Exercise requirements: Locate the string "robot" in the records below. Copy every line where it occurs.

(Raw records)
[start]

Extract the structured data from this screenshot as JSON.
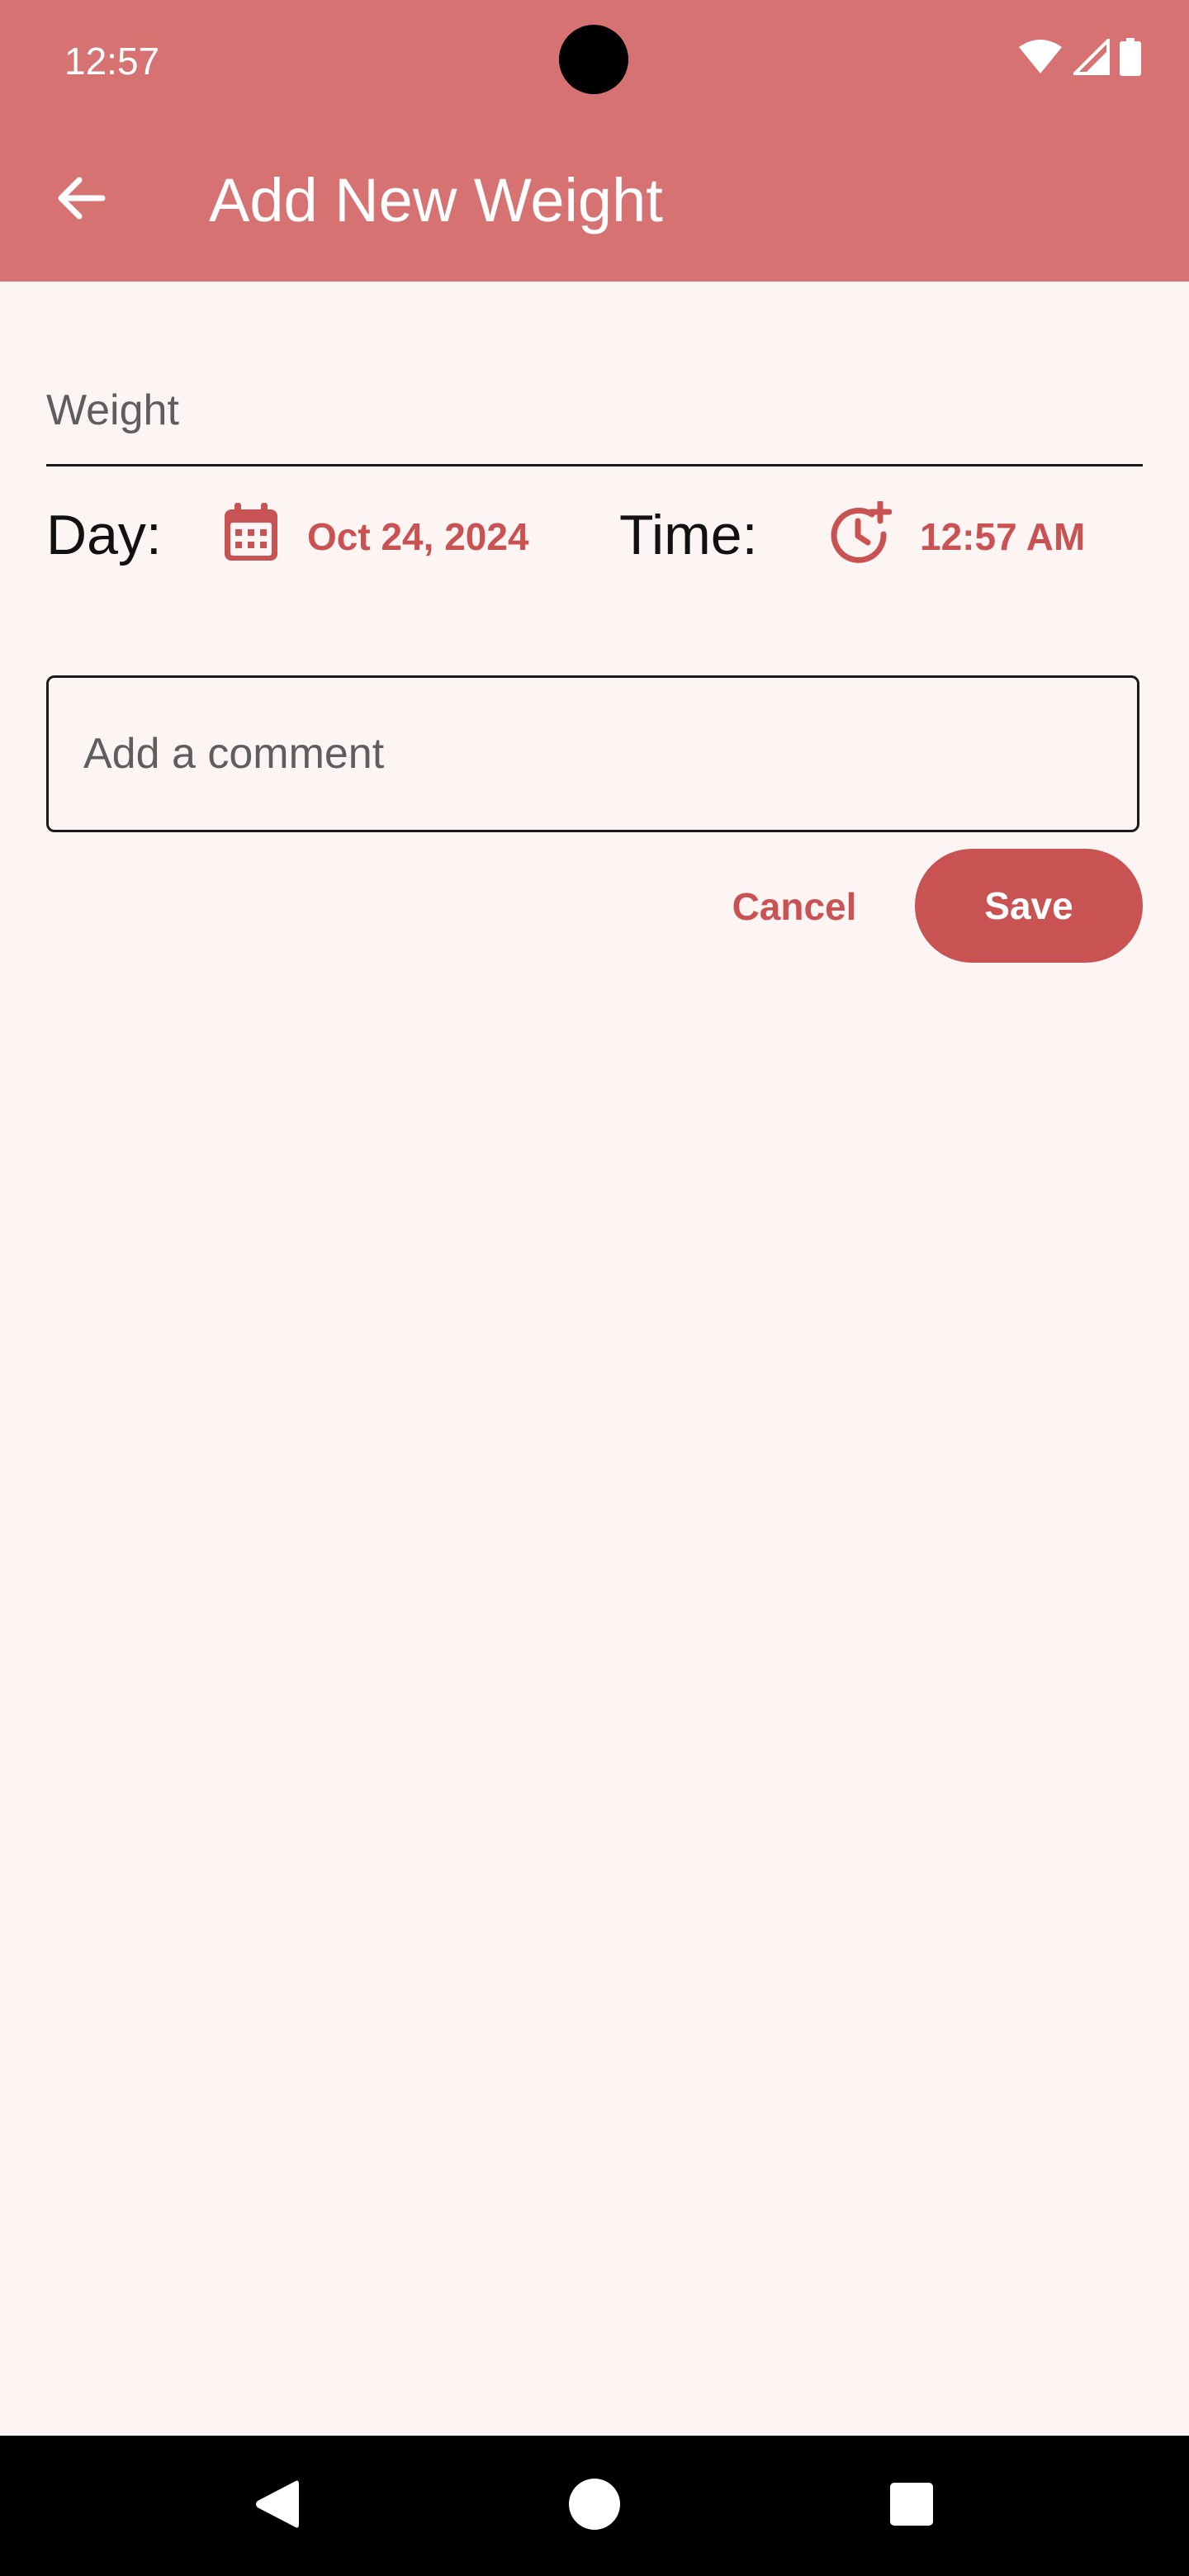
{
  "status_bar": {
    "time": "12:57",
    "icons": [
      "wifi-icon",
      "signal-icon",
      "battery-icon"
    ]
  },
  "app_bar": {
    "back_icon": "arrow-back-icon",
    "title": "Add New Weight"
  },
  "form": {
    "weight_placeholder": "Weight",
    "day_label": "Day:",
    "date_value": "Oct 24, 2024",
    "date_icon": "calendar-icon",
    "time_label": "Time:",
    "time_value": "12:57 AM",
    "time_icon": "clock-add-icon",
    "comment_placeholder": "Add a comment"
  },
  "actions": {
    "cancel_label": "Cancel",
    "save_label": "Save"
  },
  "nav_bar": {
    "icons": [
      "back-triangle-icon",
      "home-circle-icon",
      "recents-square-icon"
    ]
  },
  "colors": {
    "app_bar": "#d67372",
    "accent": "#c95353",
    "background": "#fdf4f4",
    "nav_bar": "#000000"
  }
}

[end]
[start]

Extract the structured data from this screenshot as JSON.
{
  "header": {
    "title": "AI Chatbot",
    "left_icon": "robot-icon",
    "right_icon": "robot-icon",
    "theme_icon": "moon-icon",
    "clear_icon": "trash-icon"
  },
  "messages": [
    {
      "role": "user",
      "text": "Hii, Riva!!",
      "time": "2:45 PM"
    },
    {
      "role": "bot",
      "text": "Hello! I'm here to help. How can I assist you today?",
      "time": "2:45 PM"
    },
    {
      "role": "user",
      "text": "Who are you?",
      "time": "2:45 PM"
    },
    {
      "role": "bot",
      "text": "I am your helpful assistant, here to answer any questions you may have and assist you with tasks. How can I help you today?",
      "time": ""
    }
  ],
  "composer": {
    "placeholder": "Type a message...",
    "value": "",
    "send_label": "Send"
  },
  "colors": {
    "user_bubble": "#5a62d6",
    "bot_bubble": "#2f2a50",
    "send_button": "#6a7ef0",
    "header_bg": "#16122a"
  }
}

[end]

Complete response:
    "left_icon": "robot-icon",
    "right_icon": "robot-icon",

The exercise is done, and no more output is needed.